> **INFORMATION GIVEN**:
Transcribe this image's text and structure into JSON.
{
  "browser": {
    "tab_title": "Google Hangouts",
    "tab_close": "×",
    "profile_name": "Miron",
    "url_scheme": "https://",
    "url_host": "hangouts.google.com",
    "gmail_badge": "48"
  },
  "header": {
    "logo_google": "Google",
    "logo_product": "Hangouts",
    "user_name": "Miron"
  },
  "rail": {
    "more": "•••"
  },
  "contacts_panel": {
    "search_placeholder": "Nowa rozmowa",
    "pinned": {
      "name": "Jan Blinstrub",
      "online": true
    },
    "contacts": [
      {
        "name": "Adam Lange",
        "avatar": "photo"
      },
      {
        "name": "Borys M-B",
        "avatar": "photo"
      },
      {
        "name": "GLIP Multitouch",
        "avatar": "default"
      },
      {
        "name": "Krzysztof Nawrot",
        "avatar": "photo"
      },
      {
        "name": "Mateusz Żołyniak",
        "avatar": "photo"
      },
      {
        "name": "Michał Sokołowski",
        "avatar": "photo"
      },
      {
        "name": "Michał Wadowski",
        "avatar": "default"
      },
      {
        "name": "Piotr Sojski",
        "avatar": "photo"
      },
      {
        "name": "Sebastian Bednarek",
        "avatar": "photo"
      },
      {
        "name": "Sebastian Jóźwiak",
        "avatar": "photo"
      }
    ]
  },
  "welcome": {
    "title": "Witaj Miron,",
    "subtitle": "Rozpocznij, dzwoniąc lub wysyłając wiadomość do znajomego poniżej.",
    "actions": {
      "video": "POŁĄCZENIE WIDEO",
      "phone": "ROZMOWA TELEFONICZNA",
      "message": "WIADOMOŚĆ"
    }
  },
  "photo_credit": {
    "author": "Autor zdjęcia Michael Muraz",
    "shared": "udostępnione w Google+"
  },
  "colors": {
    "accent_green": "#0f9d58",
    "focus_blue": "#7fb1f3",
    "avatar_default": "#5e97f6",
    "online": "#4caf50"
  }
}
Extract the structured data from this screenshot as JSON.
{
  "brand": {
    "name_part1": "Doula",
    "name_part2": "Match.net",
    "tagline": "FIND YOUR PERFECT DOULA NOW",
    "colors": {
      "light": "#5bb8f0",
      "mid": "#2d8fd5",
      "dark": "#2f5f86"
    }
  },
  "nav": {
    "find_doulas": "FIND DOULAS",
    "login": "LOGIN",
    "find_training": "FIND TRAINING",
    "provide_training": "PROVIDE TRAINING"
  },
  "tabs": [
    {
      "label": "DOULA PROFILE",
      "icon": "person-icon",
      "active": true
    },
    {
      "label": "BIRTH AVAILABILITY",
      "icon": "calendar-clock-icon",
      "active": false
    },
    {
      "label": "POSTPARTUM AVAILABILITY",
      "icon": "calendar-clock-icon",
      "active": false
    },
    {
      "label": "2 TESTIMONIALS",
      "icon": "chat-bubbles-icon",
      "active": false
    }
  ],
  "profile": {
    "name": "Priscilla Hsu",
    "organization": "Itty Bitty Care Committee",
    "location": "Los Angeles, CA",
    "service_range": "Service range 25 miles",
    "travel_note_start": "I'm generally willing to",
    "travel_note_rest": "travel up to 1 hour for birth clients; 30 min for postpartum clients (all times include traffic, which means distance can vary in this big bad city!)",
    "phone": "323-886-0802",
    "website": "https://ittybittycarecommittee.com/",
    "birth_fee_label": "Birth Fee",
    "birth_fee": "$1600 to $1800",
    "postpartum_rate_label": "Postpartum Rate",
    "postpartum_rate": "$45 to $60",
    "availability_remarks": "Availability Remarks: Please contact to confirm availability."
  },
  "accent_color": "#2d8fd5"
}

> **WHAT TO WORK ON**: Reproduce all of the records exactly.

> **THE COMPLETED TASK**:
Transcribe this image's text and structure into JSON.
{
  "browser": {
    "tab_title": "Google Hangouts",
    "tab_close": "×",
    "profile_name": "Miron",
    "url_scheme": "https://",
    "url_host": "hangouts.google.com",
    "gmail_badge": "48"
  },
  "header": {
    "logo_google": "Google",
    "logo_product": "Hangouts",
    "user_name": "Miron"
  },
  "rail": {
    "more": "•••"
  },
  "contacts_panel": {
    "search_placeholder": "Nowa rozmowa",
    "pinned": {
      "name": "Jan Blinstrub",
      "online": true
    },
    "contacts": [
      {
        "name": "Adam Lange",
        "avatar": "photo"
      },
      {
        "name": "Borys M-B",
        "avatar": "photo"
      },
      {
        "name": "GLIP Multitouch",
        "avatar": "default"
      },
      {
        "name": "Krzysztof Nawrot",
        "avatar": "photo"
      },
      {
        "name": "Mateusz Żołyniak",
        "avatar": "photo"
      },
      {
        "name": "Michał Sokołowski",
        "avatar": "photo"
      },
      {
        "name": "Michał Wadowski",
        "avatar": "default"
      },
      {
        "name": "Piotr Sojski",
        "avatar": "photo"
      },
      {
        "name": "Sebastian Bednarek",
        "avatar": "photo"
      },
      {
        "name": "Sebastian Jóźwiak",
        "avatar": "photo"
      }
    ]
  },
  "welcome": {
    "title": "Witaj Miron,",
    "subtitle": "Rozpocznij, dzwoniąc lub wysyłając wiadomość do znajomego poniżej.",
    "actions": {
      "video": "POŁĄCZENIE WIDEO",
      "phone": "ROZMOWA TELEFONICZNA",
      "message": "WIADOMOŚĆ"
    }
  },
  "photo_credit": {
    "author": "Autor zdjęcia Michael Muraz",
    "shared": "udostępnione w Google+"
  },
  "colors": {
    "accent_green": "#0f9d58",
    "focus_blue": "#7fb1f3",
    "avatar_default": "#5e97f6",
    "online": "#4caf50"
  }
}
Extract the structured data from this screenshot as JSON.
{
  "brand": {
    "name_part1": "Doula",
    "name_part2": "Match.net",
    "tagline": "FIND YOUR PERFECT DOULA NOW",
    "colors": {
      "light": "#5bb8f0",
      "mid": "#2d8fd5",
      "dark": "#2f5f86"
    }
  },
  "nav": {
    "find_doulas": "FIND DOULAS",
    "login": "LOGIN",
    "find_training": "FIND TRAINING",
    "provide_training": "PROVIDE TRAINING"
  },
  "tabs": [
    {
      "label": "DOULA PROFILE",
      "icon": "person-icon",
      "active": true
    },
    {
      "label": "BIRTH AVAILABILITY",
      "icon": "calendar-clock-icon",
      "active": false
    },
    {
      "label": "POSTPARTUM AVAILABILITY",
      "icon": "calendar-clock-icon",
      "active": false
    },
    {
      "label": "2 TESTIMONIALS",
      "icon": "chat-bubbles-icon",
      "active": false
    }
  ],
  "profile": {
    "name": "Priscilla Hsu",
    "organization": "Itty Bitty Care Committee",
    "location": "Los Angeles, CA",
    "service_range": "Service range 25 miles",
    "travel_note_start": "I'm generally willing to",
    "travel_note_rest": "travel up to 1 hour for birth clients; 30 min for postpartum clients (all times include traffic, which means distance can vary in this big bad city!)",
    "phone": "323-886-0802",
    "website": "https://ittybittycarecommittee.com/",
    "birth_fee_label": "Birth Fee",
    "birth_fee": "$1600 to $1800",
    "postpartum_rate_label": "Postpartum Rate",
    "postpartum_rate": "$45 to $60",
    "availability_remarks": "Availability Remarks: Please contact to confirm availability."
  },
  "accent_color": "#2d8fd5"
}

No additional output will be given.